▶ Work to be completed
Restate all the material verbatim, except for the pictures.

Data excerpts
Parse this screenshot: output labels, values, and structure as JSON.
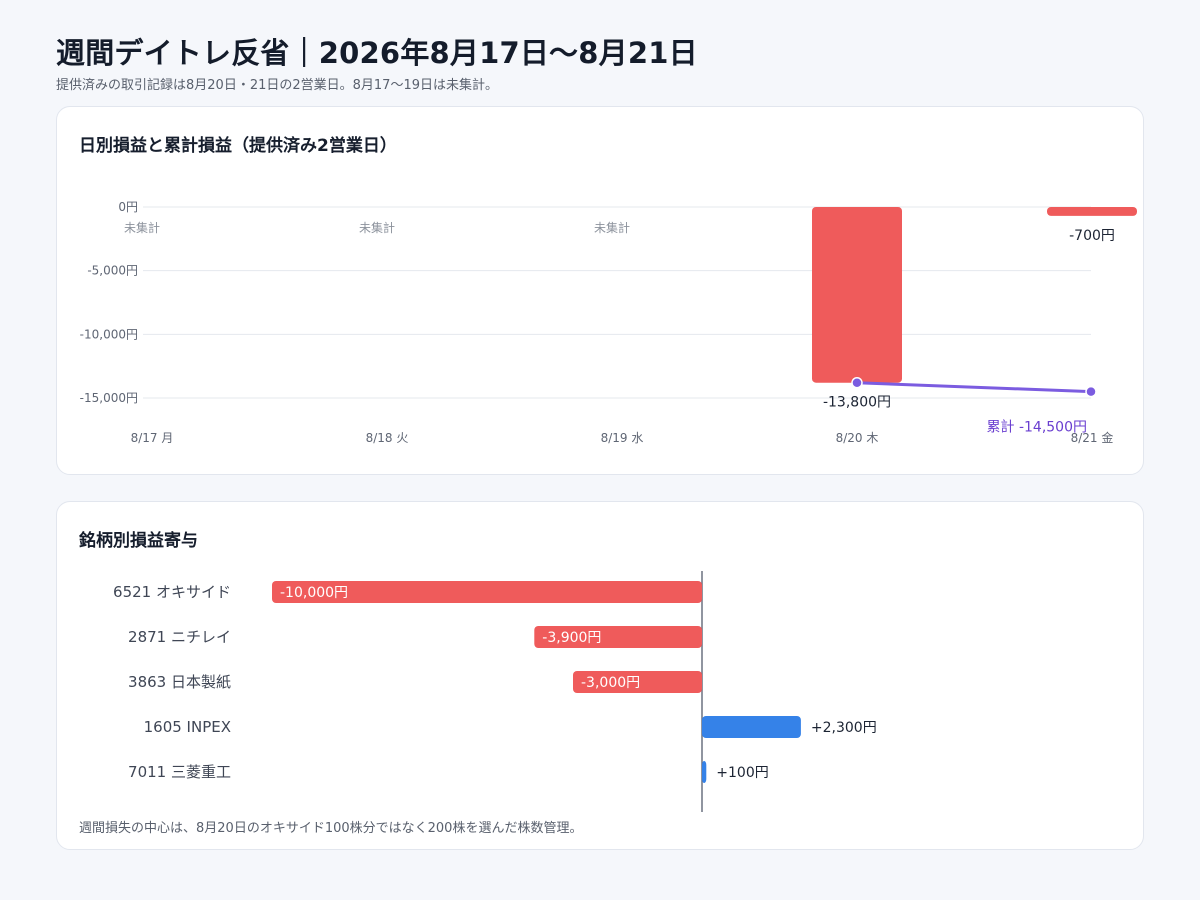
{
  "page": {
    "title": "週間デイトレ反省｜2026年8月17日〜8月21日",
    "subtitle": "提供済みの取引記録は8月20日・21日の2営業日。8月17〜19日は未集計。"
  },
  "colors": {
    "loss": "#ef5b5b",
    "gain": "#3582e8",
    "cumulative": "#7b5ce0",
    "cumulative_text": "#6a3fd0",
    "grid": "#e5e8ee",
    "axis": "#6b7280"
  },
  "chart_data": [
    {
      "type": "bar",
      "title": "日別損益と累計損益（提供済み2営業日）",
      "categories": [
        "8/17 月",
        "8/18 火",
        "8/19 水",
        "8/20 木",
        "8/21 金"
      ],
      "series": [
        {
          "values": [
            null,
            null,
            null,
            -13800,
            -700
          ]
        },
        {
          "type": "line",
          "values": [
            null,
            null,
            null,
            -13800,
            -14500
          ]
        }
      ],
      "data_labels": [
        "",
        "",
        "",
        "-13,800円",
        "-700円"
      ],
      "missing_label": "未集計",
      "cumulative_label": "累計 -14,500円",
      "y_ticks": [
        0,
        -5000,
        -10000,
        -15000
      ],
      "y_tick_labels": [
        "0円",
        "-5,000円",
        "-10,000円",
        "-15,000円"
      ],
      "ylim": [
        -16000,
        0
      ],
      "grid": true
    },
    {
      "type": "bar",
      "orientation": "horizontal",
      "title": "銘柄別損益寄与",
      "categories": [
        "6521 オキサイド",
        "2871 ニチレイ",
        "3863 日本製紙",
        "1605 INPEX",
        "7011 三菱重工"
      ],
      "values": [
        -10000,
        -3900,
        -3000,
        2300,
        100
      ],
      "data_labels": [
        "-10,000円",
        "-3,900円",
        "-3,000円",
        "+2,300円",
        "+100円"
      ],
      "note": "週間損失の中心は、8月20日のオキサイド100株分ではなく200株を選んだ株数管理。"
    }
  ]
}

▶ Problem solution
Parse this screenshot: output labels, values, and structure as JSON.
{
  "page": {
    "title": "週間デイトレ反省｜2026年8月17日〜8月21日",
    "subtitle": "提供済みの取引記録は8月20日・21日の2営業日。8月17〜19日は未集計。"
  },
  "colors": {
    "loss": "#ef5b5b",
    "gain": "#3582e8",
    "cumulative": "#7b5ce0",
    "cumulative_text": "#6a3fd0",
    "grid": "#e5e8ee",
    "axis": "#6b7280"
  },
  "chart_data": [
    {
      "type": "bar",
      "title": "日別損益と累計損益（提供済み2営業日）",
      "categories": [
        "8/17 月",
        "8/18 火",
        "8/19 水",
        "8/20 木",
        "8/21 金"
      ],
      "series": [
        {
          "values": [
            null,
            null,
            null,
            -13800,
            -700
          ]
        },
        {
          "type": "line",
          "values": [
            null,
            null,
            null,
            -13800,
            -14500
          ]
        }
      ],
      "data_labels": [
        "",
        "",
        "",
        "-13,800円",
        "-700円"
      ],
      "missing_label": "未集計",
      "cumulative_label": "累計 -14,500円",
      "y_ticks": [
        0,
        -5000,
        -10000,
        -15000
      ],
      "y_tick_labels": [
        "0円",
        "-5,000円",
        "-10,000円",
        "-15,000円"
      ],
      "ylim": [
        -16000,
        0
      ],
      "grid": true
    },
    {
      "type": "bar",
      "orientation": "horizontal",
      "title": "銘柄別損益寄与",
      "categories": [
        "6521 オキサイド",
        "2871 ニチレイ",
        "3863 日本製紙",
        "1605 INPEX",
        "7011 三菱重工"
      ],
      "values": [
        -10000,
        -3900,
        -3000,
        2300,
        100
      ],
      "data_labels": [
        "-10,000円",
        "-3,900円",
        "-3,000円",
        "+2,300円",
        "+100円"
      ],
      "note": "週間損失の中心は、8月20日のオキサイド100株分ではなく200株を選んだ株数管理。"
    }
  ]
}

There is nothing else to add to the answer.